*Records from a data collection*:
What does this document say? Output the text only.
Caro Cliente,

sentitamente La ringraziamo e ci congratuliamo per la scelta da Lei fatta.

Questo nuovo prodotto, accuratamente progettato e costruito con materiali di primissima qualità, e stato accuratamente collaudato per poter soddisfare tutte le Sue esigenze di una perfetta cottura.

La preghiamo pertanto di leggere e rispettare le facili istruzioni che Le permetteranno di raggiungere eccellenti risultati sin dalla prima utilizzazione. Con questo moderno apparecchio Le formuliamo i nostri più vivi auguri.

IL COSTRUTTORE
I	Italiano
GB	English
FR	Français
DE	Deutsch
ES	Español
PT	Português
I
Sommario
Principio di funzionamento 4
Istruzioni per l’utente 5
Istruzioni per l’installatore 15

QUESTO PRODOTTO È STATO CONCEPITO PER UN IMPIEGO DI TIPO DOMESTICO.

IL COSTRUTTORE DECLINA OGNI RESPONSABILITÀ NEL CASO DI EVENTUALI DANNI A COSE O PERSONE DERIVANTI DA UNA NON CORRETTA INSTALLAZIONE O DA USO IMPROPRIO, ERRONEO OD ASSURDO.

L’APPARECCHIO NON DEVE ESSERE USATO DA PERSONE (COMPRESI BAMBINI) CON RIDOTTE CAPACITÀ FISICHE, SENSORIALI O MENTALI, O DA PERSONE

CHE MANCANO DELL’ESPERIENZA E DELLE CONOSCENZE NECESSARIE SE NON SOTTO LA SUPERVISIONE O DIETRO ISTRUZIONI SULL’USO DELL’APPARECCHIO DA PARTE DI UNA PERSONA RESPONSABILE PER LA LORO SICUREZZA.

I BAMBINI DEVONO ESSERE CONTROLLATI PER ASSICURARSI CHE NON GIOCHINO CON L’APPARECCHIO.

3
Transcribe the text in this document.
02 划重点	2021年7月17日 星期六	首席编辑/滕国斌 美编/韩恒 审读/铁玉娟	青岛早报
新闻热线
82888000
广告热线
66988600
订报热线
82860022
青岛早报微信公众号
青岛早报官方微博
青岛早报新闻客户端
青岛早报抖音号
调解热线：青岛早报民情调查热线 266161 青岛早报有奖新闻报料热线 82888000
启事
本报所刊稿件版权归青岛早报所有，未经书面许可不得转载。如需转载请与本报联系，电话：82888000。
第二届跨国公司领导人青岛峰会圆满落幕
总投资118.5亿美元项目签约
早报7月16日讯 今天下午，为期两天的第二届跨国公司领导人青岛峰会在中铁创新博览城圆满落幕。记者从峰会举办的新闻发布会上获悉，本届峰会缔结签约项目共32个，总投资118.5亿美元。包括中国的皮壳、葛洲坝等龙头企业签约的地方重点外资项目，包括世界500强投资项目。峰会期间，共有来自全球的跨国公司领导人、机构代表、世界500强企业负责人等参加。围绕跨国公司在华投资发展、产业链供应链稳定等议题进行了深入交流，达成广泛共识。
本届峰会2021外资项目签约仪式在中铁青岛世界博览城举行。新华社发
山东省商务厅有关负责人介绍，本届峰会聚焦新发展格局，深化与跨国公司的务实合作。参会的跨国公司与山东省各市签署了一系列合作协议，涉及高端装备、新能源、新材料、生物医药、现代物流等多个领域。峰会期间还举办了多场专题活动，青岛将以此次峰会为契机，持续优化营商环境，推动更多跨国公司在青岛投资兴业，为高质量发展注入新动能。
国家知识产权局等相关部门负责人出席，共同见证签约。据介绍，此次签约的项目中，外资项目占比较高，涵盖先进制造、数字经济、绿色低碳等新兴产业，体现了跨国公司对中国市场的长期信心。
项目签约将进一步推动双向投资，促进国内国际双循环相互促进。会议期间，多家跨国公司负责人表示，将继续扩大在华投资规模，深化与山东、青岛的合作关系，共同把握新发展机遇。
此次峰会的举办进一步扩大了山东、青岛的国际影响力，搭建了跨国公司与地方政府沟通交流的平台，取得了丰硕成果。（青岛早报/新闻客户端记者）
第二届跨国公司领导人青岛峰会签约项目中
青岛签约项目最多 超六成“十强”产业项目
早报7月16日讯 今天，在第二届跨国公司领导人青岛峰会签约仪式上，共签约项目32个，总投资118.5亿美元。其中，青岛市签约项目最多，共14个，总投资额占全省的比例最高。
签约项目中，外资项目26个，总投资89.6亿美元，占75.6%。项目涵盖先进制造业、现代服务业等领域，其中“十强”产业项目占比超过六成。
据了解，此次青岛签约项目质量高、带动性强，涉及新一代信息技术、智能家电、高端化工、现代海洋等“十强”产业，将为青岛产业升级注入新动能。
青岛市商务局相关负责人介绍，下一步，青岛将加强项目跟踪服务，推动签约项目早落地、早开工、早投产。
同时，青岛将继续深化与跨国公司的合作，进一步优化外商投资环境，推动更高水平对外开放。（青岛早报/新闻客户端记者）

*Exercise details*:
Take every line that includes the string "text" and copy it.

*Completed task*:
What does this document say? Output the text only.
Transcribe the text in this document.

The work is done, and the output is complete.